• _Task to carry out_
Reproduce the data that follows in its entirety, character for character.

• _Dataset entries_

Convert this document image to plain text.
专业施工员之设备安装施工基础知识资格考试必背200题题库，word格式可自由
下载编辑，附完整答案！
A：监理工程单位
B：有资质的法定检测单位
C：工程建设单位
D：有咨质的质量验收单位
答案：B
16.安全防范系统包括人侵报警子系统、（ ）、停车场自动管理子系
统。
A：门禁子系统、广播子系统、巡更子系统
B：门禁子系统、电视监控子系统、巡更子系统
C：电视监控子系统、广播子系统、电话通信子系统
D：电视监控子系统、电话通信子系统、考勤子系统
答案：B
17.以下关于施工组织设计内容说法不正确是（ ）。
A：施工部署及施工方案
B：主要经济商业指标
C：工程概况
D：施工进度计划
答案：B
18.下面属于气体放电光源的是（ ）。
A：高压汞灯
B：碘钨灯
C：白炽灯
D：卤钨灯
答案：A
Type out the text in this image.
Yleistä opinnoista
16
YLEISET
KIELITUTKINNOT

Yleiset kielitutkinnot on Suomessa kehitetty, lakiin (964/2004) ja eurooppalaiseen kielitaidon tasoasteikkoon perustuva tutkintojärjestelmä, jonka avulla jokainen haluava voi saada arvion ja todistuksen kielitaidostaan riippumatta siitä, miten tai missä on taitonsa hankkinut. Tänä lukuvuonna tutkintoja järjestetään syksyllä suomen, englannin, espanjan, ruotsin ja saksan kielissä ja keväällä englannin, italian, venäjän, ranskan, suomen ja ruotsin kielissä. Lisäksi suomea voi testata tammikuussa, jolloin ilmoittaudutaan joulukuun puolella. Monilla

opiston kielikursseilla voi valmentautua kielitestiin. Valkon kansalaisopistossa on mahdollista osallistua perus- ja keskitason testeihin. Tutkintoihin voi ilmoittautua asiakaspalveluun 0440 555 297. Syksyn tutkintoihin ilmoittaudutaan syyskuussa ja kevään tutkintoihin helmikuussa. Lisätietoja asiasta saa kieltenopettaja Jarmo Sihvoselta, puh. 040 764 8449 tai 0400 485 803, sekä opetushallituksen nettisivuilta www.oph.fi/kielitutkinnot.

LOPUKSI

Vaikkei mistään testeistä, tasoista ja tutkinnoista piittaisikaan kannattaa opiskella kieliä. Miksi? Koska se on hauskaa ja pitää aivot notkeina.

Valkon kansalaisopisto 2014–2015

• _Problem solution_
Convert this document image to plain text.
专业施工员之设备安装施工基础知识资格考试必背200题题库，word格式可自由
下载编辑，附完整答案！
A：监理工程单位
B：有资质的法定检测单位
C：工程建设单位
D：有咨质的质量验收单位
答案：B
16.安全防范系统包括人侵报警子系统、（ ）、停车场自动管理子系
统。
A：门禁子系统、广播子系统、巡更子系统
B：门禁子系统、电视监控子系统、巡更子系统
C：电视监控子系统、广播子系统、电话通信子系统
D：电视监控子系统、电话通信子系统、考勤子系统
答案：B
17.以下关于施工组织设计内容说法不正确是（ ）。
A：施工部署及施工方案
B：主要经济商业指标
C：工程概况
D：施工进度计划
答案：B
18.下面属于气体放电光源的是（ ）。
A：高压汞灯
B：碘钨灯
C：白炽灯
D：卤钨灯
答案：A
Type out the text in this image.
Yleistä opinnoista
16
YLEISET
KIELITUTKINNOT

Yleiset kielitutkinnot on Suomessa kehitetty, lakiin (964/2004) ja eurooppalaiseen kielitaidon tasoasteikkoon perustuva tutkintojärjestelmä, jonka avulla jokainen haluava voi saada arvion ja todistuksen kielitaidostaan riippumatta siitä, miten tai missä on taitonsa hankkinut. Tänä lukuvuonna tutkintoja järjestetään syksyllä suomen, englannin, espanjan, ruotsin ja saksan kielissä ja keväällä englannin, italian, venäjän, ranskan, suomen ja ruotsin kielissä. Lisäksi suomea voi testata tammikuussa, jolloin ilmoittaudutaan joulukuun puolella. Monilla

opiston kielikursseilla voi valmentautua kielitestiin. Valkon kansalaisopistossa on mahdollista osallistua perus- ja keskitason testeihin. Tutkintoihin voi ilmoittautua asiakaspalveluun 0440 555 297. Syksyn tutkintoihin ilmoittaudutaan syyskuussa ja kevään tutkintoihin helmikuussa. Lisätietoja asiasta saa kieltenopettaja Jarmo Sihvoselta, puh. 040 764 8449 tai 0400 485 803, sekä opetushallituksen nettisivuilta www.oph.fi/kielitutkinnot.

LOPUKSI

Vaikkei mistään testeistä, tasoista ja tutkinnoista piittaisikaan kannattaa opiskella kieliä. Miksi? Koska se on hauskaa ja pitää aivot notkeina.

Valkon kansalaisopisto 2014–2015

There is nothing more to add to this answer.